#### SUPPLIED INFORMATION

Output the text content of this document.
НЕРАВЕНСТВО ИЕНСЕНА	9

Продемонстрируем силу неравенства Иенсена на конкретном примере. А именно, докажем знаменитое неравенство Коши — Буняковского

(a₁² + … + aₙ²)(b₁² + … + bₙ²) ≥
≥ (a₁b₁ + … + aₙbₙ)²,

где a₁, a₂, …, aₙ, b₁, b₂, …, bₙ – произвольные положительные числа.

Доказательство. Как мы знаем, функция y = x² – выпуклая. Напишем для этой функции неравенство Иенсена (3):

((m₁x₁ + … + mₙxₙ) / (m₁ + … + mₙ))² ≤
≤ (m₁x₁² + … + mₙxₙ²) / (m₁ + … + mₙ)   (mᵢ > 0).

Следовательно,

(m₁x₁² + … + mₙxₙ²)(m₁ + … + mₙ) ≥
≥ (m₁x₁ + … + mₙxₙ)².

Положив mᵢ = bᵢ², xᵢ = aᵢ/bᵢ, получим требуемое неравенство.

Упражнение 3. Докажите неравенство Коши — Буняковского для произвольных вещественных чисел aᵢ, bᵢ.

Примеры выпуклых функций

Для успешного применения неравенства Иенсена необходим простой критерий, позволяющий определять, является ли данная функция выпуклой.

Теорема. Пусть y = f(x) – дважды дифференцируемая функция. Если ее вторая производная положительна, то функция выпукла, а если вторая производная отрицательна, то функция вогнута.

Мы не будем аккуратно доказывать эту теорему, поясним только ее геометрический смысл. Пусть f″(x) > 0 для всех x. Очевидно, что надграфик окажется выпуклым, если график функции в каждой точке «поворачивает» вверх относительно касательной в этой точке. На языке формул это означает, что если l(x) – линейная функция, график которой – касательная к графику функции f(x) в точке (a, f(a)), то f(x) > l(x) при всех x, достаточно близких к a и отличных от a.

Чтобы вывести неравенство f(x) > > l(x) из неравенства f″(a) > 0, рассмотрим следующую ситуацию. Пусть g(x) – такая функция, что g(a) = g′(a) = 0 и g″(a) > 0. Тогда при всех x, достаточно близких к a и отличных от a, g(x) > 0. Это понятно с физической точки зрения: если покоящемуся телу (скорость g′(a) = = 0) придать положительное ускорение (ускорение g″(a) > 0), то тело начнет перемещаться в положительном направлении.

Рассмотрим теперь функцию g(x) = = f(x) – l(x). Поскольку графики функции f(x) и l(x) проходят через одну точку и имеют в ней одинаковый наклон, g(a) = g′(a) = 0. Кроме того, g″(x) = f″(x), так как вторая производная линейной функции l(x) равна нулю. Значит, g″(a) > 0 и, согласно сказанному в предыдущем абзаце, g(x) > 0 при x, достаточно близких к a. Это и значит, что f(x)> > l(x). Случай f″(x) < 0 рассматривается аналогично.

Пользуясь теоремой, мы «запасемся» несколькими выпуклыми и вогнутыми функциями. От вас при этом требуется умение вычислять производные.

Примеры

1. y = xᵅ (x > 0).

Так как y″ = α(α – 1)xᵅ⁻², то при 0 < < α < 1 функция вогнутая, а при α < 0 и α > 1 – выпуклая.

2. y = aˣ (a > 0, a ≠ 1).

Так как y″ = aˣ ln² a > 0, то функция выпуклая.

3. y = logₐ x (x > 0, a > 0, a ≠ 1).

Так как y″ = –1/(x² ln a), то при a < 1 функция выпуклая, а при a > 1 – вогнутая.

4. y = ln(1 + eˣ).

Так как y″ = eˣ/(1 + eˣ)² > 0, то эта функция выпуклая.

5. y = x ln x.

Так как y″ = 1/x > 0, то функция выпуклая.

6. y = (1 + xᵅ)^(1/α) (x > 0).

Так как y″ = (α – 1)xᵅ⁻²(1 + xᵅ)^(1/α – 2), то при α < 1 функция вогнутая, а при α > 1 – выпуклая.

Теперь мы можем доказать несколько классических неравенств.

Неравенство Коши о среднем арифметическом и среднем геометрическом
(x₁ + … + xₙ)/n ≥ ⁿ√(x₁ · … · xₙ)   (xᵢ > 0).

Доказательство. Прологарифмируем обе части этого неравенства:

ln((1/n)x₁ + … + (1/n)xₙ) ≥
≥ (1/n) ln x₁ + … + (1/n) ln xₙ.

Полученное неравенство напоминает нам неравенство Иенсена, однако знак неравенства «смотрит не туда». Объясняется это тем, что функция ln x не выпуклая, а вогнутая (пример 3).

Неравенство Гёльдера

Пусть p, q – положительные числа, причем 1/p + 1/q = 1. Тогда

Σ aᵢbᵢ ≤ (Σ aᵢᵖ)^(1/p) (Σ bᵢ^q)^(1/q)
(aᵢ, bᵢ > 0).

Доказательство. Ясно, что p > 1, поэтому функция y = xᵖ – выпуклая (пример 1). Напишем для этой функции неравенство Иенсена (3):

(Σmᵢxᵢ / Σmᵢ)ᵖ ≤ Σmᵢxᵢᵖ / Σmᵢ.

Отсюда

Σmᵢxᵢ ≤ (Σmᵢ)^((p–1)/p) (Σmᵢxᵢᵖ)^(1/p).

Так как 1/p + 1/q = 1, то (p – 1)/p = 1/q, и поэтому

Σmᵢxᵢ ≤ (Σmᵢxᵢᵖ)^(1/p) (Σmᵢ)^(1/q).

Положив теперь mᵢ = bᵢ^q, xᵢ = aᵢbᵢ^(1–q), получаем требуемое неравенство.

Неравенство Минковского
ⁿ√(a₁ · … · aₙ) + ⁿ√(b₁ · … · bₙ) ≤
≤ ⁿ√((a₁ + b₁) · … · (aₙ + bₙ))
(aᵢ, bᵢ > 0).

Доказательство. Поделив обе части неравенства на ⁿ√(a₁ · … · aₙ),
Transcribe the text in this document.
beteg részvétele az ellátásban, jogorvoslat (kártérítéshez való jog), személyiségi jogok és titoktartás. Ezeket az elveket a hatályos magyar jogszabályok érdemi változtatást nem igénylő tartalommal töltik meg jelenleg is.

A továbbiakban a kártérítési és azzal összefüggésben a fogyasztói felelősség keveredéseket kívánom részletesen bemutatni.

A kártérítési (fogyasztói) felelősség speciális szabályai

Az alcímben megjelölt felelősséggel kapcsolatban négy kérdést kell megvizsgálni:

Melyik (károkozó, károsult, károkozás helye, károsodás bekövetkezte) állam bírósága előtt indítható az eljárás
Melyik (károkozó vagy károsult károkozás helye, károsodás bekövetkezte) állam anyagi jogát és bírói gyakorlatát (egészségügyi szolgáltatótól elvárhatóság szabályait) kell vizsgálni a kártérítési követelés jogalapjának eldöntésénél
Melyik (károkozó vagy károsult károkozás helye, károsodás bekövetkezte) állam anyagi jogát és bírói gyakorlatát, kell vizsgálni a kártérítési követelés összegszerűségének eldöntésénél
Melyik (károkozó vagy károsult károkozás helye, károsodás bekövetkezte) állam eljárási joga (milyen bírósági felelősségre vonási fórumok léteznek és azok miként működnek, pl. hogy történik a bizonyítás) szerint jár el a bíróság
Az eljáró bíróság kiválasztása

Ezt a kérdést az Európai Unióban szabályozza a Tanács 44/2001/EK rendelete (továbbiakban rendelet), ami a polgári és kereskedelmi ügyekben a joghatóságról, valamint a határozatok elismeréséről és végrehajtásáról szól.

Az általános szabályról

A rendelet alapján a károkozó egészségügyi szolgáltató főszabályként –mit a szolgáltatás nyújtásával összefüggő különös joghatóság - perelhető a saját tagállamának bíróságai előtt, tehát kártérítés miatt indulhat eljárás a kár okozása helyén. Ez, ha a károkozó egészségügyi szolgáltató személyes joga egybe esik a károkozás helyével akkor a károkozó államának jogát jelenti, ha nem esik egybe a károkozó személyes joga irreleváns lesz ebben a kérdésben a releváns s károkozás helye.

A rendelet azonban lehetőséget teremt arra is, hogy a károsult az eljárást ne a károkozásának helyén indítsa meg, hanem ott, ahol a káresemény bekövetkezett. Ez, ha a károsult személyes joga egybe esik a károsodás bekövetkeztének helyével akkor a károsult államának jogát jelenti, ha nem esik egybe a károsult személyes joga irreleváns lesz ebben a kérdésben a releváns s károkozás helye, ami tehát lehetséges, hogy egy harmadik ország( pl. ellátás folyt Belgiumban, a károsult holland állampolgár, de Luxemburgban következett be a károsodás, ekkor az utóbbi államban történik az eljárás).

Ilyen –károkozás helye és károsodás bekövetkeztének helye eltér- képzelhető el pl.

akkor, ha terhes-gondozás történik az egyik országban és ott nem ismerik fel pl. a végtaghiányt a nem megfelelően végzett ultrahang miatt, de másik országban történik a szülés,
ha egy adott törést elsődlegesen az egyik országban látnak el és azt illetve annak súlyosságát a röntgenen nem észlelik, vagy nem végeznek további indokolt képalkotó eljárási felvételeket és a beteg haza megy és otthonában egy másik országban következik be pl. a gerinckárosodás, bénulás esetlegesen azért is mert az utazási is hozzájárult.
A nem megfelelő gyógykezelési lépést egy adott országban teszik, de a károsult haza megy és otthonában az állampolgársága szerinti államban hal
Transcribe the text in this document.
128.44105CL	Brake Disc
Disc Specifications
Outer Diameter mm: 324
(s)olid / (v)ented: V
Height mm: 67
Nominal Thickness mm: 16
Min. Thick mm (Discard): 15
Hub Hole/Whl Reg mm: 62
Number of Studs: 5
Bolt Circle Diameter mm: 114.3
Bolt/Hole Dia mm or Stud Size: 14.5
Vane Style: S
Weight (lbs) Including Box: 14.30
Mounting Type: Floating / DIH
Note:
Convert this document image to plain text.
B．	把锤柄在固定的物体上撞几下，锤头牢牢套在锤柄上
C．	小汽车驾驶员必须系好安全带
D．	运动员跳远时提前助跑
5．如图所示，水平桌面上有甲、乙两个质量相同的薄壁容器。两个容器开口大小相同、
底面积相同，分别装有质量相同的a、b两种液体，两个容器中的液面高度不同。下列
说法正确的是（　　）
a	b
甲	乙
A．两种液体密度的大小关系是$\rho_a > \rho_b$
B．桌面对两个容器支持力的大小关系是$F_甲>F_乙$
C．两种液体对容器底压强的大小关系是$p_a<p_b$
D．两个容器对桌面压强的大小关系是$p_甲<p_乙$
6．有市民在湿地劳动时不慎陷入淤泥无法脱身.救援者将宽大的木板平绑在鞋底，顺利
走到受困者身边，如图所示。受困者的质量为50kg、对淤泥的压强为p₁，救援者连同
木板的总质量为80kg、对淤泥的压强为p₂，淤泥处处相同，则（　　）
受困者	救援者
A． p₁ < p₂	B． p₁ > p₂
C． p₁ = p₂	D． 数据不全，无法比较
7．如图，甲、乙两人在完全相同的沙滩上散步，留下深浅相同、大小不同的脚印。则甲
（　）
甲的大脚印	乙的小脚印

########

THE PROBLEM
Filter the records above for lines containing the word "Σmᵢxᵢ", and copy those lines.

EXERCISE RESULT
(Σmᵢxᵢ / Σmᵢ)ᵖ ≤ Σmᵢxᵢᵖ / Σmᵢ.
Σmᵢxᵢ ≤ (Σmᵢ)^((p–1)/p) (Σmᵢxᵢᵖ)^(1/p).
Σmᵢxᵢ ≤ (Σmᵢxᵢᵖ)^(1/p) (Σmᵢ)^(1/q).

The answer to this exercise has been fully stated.